(Records from a dataset)
──────────
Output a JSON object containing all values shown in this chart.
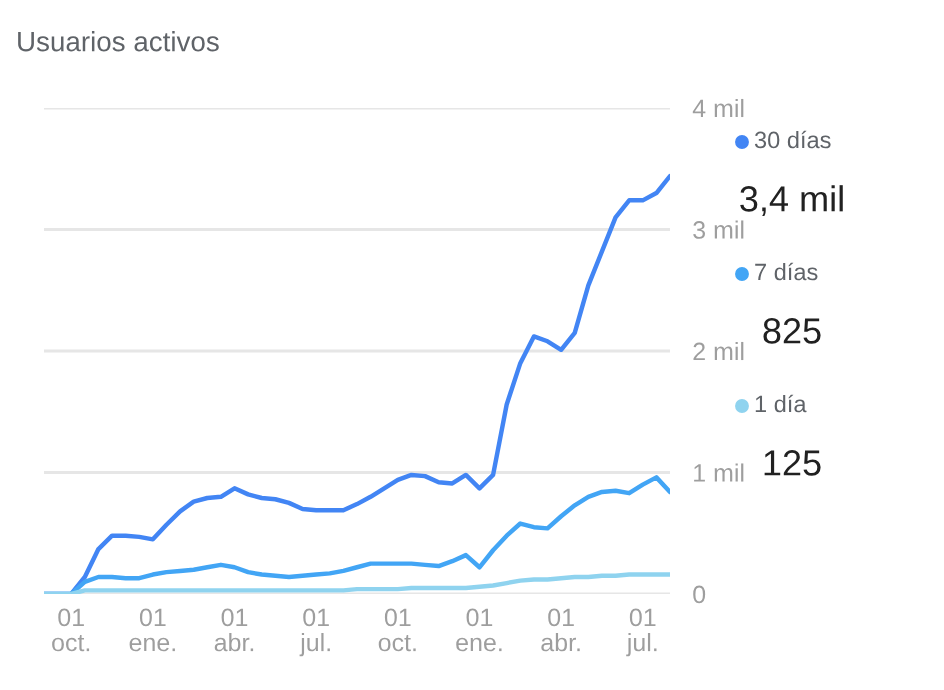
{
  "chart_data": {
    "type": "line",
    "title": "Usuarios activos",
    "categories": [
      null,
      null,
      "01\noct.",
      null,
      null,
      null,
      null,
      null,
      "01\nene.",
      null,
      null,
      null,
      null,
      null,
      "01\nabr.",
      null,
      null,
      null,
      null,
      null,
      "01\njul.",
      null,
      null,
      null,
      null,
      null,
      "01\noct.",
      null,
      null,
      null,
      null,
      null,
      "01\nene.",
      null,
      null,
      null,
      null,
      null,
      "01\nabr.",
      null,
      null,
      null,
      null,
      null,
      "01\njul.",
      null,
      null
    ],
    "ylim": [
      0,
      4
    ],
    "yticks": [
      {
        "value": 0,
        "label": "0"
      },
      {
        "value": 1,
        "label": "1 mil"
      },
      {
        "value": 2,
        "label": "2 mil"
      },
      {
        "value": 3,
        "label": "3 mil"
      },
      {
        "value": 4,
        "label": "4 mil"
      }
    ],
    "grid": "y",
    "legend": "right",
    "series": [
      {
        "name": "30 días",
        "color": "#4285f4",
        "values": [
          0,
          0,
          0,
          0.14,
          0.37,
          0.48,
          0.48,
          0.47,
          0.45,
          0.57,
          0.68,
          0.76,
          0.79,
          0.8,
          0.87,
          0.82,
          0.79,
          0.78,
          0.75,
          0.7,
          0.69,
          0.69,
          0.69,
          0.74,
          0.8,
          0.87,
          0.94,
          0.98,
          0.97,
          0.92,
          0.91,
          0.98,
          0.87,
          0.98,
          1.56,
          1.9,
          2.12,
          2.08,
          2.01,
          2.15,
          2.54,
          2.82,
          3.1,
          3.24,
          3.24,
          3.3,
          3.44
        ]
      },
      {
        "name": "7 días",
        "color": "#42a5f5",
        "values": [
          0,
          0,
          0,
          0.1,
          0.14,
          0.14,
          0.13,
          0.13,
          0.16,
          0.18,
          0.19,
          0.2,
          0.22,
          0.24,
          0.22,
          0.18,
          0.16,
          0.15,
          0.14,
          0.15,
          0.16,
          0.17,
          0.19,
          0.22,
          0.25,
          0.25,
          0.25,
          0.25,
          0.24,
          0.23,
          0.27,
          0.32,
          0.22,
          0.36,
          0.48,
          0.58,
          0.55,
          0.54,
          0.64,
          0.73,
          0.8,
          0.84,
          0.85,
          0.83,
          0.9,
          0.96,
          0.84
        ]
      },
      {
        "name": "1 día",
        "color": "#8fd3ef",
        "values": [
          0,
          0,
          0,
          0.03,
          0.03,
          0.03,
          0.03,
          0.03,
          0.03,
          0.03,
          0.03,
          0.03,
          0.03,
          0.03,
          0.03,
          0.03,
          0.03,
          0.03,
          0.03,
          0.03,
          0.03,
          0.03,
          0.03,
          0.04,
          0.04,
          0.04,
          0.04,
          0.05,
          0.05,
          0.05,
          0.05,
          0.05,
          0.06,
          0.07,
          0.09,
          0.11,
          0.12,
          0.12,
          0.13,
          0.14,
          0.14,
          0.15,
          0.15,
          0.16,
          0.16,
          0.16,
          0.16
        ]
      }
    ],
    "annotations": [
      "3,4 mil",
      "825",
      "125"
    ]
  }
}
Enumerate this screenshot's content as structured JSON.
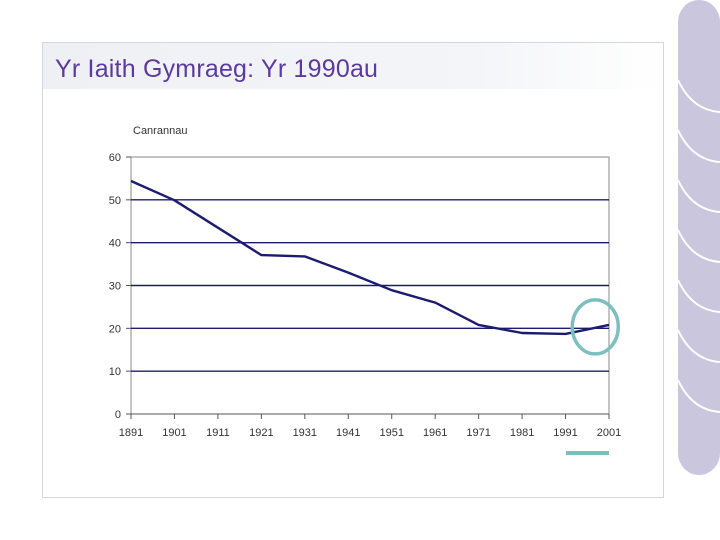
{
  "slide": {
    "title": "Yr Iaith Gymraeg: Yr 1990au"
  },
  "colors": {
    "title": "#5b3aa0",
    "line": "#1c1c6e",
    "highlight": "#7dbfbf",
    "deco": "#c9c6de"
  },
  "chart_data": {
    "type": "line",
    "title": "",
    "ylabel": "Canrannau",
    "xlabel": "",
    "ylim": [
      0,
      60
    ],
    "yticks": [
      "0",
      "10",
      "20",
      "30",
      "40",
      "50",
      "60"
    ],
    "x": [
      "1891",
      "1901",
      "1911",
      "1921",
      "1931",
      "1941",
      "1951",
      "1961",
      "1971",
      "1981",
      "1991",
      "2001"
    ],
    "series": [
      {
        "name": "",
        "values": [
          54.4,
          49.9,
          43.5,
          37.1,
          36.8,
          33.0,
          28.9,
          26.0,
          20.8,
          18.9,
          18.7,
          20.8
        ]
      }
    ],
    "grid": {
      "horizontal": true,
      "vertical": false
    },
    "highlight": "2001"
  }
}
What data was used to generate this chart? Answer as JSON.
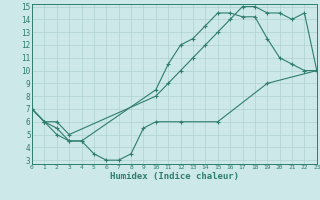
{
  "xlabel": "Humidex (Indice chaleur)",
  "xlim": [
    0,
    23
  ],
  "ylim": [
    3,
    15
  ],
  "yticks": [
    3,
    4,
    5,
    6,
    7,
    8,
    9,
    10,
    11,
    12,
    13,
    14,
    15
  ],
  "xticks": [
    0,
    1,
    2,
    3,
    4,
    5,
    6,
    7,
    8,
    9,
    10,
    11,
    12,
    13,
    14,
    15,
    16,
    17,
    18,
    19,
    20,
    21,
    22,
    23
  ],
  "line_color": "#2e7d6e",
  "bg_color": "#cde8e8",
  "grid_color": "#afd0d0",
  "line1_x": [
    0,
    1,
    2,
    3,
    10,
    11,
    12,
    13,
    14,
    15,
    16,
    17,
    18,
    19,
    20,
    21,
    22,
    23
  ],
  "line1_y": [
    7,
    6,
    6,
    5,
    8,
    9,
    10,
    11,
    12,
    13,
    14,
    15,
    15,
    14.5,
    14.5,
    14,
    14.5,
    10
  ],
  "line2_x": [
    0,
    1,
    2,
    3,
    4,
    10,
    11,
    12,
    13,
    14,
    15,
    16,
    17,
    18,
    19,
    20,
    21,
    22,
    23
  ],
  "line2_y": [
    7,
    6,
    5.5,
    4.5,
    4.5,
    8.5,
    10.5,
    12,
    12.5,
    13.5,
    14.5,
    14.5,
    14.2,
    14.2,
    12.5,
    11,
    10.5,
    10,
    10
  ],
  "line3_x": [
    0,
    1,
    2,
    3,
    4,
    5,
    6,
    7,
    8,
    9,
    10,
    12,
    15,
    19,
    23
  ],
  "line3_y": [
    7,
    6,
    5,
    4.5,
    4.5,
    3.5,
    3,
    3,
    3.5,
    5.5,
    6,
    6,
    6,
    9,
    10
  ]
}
──────────
- _EXERCISE GOAL_:
Transcribe the listing in full. Omit the pictures and keep every line exact.

- _ANSWER TO THE PROBLEM_:
Output a JSON object containing all values shown in this chart.
{
  "chart_data": {
    "type": "line",
    "title": "Usuarios activos",
    "categories": [
      null,
      null,
      "01\noct.",
      null,
      null,
      null,
      null,
      null,
      "01\nene.",
      null,
      null,
      null,
      null,
      null,
      "01\nabr.",
      null,
      null,
      null,
      null,
      null,
      "01\njul.",
      null,
      null,
      null,
      null,
      null,
      "01\noct.",
      null,
      null,
      null,
      null,
      null,
      "01\nene.",
      null,
      null,
      null,
      null,
      null,
      "01\nabr.",
      null,
      null,
      null,
      null,
      null,
      "01\njul.",
      null,
      null
    ],
    "ylim": [
      0,
      4
    ],
    "yticks": [
      {
        "value": 0,
        "label": "0"
      },
      {
        "value": 1,
        "label": "1 mil"
      },
      {
        "value": 2,
        "label": "2 mil"
      },
      {
        "value": 3,
        "label": "3 mil"
      },
      {
        "value": 4,
        "label": "4 mil"
      }
    ],
    "grid": "y",
    "legend": "right",
    "series": [
      {
        "name": "30 días",
        "color": "#4285f4",
        "values": [
          0,
          0,
          0,
          0.14,
          0.37,
          0.48,
          0.48,
          0.47,
          0.45,
          0.57,
          0.68,
          0.76,
          0.79,
          0.8,
          0.87,
          0.82,
          0.79,
          0.78,
          0.75,
          0.7,
          0.69,
          0.69,
          0.69,
          0.74,
          0.8,
          0.87,
          0.94,
          0.98,
          0.97,
          0.92,
          0.91,
          0.98,
          0.87,
          0.98,
          1.56,
          1.9,
          2.12,
          2.08,
          2.01,
          2.15,
          2.54,
          2.82,
          3.1,
          3.24,
          3.24,
          3.3,
          3.44
        ]
      },
      {
        "name": "7 días",
        "color": "#42a5f5",
        "values": [
          0,
          0,
          0,
          0.1,
          0.14,
          0.14,
          0.13,
          0.13,
          0.16,
          0.18,
          0.19,
          0.2,
          0.22,
          0.24,
          0.22,
          0.18,
          0.16,
          0.15,
          0.14,
          0.15,
          0.16,
          0.17,
          0.19,
          0.22,
          0.25,
          0.25,
          0.25,
          0.25,
          0.24,
          0.23,
          0.27,
          0.32,
          0.22,
          0.36,
          0.48,
          0.58,
          0.55,
          0.54,
          0.64,
          0.73,
          0.8,
          0.84,
          0.85,
          0.83,
          0.9,
          0.96,
          0.84
        ]
      },
      {
        "name": "1 día",
        "color": "#8fd3ef",
        "values": [
          0,
          0,
          0,
          0.03,
          0.03,
          0.03,
          0.03,
          0.03,
          0.03,
          0.03,
          0.03,
          0.03,
          0.03,
          0.03,
          0.03,
          0.03,
          0.03,
          0.03,
          0.03,
          0.03,
          0.03,
          0.03,
          0.03,
          0.04,
          0.04,
          0.04,
          0.04,
          0.05,
          0.05,
          0.05,
          0.05,
          0.05,
          0.06,
          0.07,
          0.09,
          0.11,
          0.12,
          0.12,
          0.13,
          0.14,
          0.14,
          0.15,
          0.15,
          0.16,
          0.16,
          0.16,
          0.16
        ]
      }
    ],
    "annotations": [
      "3,4 mil",
      "825",
      "125"
    ]
  }
}
Enumerate this screenshot's content as structured JSON.
{
  "slide": {
    "title": "Yr Iaith Gymraeg: Yr 1990au"
  },
  "colors": {
    "title": "#5b3aa0",
    "line": "#1c1c6e",
    "highlight": "#7dbfbf",
    "deco": "#c9c6de"
  },
  "chart_data": {
    "type": "line",
    "title": "",
    "ylabel": "Canrannau",
    "xlabel": "",
    "ylim": [
      0,
      60
    ],
    "yticks": [
      "0",
      "10",
      "20",
      "30",
      "40",
      "50",
      "60"
    ],
    "x": [
      "1891",
      "1901",
      "1911",
      "1921",
      "1931",
      "1941",
      "1951",
      "1961",
      "1971",
      "1981",
      "1991",
      "2001"
    ],
    "series": [
      {
        "name": "",
        "values": [
          54.4,
          49.9,
          43.5,
          37.1,
          36.8,
          33.0,
          28.9,
          26.0,
          20.8,
          18.9,
          18.7,
          20.8
        ]
      }
    ],
    "grid": {
      "horizontal": true,
      "vertical": false
    },
    "highlight": "2001"
  }
}
What data was used to generate this chart? Answer as JSON.
{
  "xlabel": "Humidex (Indice chaleur)",
  "xlim": [
    0,
    23
  ],
  "ylim": [
    3,
    15
  ],
  "yticks": [
    3,
    4,
    5,
    6,
    7,
    8,
    9,
    10,
    11,
    12,
    13,
    14,
    15
  ],
  "xticks": [
    0,
    1,
    2,
    3,
    4,
    5,
    6,
    7,
    8,
    9,
    10,
    11,
    12,
    13,
    14,
    15,
    16,
    17,
    18,
    19,
    20,
    21,
    22,
    23
  ],
  "line_color": "#2e7d6e",
  "bg_color": "#cde8e8",
  "grid_color": "#afd0d0",
  "line1_x": [
    0,
    1,
    2,
    3,
    10,
    11,
    12,
    13,
    14,
    15,
    16,
    17,
    18,
    19,
    20,
    21,
    22,
    23
  ],
  "line1_y": [
    7,
    6,
    6,
    5,
    8,
    9,
    10,
    11,
    12,
    13,
    14,
    15,
    15,
    14.5,
    14.5,
    14,
    14.5,
    10
  ],
  "line2_x": [
    0,
    1,
    2,
    3,
    4,
    10,
    11,
    12,
    13,
    14,
    15,
    16,
    17,
    18,
    19,
    20,
    21,
    22,
    23
  ],
  "line2_y": [
    7,
    6,
    5.5,
    4.5,
    4.5,
    8.5,
    10.5,
    12,
    12.5,
    13.5,
    14.5,
    14.5,
    14.2,
    14.2,
    12.5,
    11,
    10.5,
    10,
    10
  ],
  "line3_x": [
    0,
    1,
    2,
    3,
    4,
    5,
    6,
    7,
    8,
    9,
    10,
    12,
    15,
    19,
    23
  ],
  "line3_y": [
    7,
    6,
    5,
    4.5,
    4.5,
    3.5,
    3,
    3,
    3.5,
    5.5,
    6,
    6,
    6,
    9,
    10
  ]
}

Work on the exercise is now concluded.